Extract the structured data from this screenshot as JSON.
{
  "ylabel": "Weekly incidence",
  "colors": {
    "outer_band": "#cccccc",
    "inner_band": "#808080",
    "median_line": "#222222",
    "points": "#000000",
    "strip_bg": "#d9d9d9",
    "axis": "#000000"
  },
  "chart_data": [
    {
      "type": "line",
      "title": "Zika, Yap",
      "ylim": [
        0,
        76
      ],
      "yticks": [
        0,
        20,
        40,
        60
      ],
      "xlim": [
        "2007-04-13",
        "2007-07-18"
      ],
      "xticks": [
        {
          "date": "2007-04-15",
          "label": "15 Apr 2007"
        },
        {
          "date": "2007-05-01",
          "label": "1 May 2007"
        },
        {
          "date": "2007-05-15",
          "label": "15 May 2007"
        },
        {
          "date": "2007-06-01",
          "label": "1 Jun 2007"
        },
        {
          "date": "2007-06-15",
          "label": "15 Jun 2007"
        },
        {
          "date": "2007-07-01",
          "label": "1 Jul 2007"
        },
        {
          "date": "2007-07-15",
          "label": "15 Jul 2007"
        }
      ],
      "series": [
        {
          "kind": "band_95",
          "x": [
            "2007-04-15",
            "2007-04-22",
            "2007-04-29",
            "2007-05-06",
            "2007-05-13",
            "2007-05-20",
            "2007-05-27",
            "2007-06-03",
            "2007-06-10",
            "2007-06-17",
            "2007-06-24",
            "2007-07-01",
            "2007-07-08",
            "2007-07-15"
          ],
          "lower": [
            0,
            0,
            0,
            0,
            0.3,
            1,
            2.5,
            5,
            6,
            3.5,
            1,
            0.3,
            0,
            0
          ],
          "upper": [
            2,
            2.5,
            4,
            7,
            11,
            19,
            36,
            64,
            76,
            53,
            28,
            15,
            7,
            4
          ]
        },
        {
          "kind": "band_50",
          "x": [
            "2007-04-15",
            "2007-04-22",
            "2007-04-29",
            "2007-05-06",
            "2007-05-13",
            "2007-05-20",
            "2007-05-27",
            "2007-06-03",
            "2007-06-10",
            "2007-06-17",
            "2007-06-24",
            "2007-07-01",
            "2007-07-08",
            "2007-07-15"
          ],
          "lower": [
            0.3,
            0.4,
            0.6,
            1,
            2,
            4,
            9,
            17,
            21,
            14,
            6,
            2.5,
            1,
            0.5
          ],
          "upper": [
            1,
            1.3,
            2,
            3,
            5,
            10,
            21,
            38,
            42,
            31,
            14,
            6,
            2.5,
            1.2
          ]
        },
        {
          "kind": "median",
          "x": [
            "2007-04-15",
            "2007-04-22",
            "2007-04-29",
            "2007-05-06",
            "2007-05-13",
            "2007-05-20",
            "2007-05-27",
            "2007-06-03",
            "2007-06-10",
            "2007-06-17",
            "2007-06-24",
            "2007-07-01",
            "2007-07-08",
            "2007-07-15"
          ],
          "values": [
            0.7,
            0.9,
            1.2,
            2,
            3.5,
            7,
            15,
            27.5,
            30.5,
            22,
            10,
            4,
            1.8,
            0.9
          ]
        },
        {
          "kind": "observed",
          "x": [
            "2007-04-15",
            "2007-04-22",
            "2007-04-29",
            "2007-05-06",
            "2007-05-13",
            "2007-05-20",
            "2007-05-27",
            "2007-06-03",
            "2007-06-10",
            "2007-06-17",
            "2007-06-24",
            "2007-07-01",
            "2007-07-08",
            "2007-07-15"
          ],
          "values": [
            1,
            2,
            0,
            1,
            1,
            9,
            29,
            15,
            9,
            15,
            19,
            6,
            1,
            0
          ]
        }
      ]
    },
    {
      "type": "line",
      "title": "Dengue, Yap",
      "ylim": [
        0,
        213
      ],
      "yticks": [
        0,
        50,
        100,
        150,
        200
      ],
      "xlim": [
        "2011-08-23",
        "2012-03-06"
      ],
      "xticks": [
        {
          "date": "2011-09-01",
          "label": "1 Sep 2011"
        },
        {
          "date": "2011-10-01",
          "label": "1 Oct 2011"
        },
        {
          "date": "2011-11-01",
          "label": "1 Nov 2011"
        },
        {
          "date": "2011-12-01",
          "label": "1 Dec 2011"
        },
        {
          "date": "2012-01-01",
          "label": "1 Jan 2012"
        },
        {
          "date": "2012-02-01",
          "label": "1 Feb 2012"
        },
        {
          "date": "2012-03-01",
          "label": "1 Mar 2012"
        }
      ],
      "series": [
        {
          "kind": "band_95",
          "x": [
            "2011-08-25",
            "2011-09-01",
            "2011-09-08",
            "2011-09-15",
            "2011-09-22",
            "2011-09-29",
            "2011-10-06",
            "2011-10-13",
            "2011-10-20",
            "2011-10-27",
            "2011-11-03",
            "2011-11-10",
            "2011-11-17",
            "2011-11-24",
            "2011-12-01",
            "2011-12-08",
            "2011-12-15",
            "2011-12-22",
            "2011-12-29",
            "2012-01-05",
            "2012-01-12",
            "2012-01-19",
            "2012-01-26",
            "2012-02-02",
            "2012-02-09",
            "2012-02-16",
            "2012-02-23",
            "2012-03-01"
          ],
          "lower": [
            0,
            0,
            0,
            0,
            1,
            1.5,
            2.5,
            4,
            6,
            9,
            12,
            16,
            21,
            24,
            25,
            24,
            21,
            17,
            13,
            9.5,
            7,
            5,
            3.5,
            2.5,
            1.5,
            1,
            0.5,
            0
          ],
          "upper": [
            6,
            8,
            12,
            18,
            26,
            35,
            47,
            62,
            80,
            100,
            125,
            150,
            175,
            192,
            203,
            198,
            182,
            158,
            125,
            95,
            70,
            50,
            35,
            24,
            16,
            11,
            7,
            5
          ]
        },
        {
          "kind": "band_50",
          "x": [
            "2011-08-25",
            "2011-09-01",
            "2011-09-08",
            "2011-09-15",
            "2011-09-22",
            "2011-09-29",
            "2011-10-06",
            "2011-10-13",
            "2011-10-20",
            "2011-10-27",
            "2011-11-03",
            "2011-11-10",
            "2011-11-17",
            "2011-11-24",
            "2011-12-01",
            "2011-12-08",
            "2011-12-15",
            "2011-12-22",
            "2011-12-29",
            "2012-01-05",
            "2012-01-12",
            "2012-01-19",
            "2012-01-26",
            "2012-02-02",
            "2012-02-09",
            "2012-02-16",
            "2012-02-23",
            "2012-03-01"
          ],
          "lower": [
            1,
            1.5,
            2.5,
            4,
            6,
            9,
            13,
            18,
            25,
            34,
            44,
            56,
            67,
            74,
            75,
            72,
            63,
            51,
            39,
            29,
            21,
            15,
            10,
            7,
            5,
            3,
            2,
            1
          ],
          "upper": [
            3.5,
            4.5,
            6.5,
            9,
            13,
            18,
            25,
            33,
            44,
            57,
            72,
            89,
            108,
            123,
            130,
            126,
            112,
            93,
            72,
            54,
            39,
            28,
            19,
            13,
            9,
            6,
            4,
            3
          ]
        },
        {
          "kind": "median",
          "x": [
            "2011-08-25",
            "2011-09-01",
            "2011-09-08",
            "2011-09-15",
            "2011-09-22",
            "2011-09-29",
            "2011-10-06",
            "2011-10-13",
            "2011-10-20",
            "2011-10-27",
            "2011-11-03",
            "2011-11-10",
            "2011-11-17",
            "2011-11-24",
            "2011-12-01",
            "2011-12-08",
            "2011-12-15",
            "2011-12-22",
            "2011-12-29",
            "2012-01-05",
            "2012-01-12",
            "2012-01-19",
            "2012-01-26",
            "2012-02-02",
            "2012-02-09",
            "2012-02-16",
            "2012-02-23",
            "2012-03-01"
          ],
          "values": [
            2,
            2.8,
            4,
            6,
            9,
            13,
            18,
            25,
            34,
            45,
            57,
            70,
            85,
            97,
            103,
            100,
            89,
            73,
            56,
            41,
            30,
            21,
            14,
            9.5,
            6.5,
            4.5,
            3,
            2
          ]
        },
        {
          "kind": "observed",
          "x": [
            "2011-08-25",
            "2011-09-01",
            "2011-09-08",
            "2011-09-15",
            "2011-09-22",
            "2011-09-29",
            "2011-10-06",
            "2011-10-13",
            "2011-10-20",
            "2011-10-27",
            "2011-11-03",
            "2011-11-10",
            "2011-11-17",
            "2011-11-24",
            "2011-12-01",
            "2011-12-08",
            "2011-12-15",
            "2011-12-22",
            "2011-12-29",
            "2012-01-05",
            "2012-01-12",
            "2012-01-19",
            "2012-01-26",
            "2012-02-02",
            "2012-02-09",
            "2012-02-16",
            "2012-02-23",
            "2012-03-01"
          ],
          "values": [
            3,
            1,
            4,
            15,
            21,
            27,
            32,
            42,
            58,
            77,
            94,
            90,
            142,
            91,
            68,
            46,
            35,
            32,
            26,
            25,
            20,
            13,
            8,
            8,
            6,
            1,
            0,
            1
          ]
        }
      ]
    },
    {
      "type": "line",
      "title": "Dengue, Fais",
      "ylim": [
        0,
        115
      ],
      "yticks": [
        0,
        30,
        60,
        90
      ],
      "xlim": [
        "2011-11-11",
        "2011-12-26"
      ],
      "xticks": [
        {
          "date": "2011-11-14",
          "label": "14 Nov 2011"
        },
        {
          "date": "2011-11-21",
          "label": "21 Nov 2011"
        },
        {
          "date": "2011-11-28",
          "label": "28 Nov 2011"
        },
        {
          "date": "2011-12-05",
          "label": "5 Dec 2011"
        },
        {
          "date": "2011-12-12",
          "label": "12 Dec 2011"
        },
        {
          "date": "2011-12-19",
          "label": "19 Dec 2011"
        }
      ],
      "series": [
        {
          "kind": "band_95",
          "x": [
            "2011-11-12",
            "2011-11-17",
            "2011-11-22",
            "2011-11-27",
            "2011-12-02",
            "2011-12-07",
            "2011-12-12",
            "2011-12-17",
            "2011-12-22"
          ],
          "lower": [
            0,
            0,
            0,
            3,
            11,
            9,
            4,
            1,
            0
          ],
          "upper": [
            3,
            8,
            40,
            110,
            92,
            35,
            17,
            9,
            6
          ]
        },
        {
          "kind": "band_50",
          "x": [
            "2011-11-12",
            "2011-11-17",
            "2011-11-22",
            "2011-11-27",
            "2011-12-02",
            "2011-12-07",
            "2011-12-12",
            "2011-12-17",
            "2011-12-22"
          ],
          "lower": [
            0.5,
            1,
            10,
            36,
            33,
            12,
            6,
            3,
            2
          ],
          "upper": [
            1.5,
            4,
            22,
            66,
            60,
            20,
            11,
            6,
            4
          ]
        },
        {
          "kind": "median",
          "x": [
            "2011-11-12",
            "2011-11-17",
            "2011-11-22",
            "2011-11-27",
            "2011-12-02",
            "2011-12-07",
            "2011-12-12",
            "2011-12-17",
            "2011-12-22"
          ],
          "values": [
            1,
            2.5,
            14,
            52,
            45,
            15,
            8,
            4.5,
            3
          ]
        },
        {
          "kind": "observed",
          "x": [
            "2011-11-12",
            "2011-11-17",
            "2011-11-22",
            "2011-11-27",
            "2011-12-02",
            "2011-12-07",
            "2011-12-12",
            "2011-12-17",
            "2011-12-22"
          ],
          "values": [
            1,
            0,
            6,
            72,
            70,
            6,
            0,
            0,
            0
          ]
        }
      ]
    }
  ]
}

##############################

## [Task instructions]
Go over the data above and copy every line that has the word "title" in it.

## [Reply]
      "title": "Zika, Yap",
      "title": "Dengue, Yap",
      "title": "Dengue, Fais",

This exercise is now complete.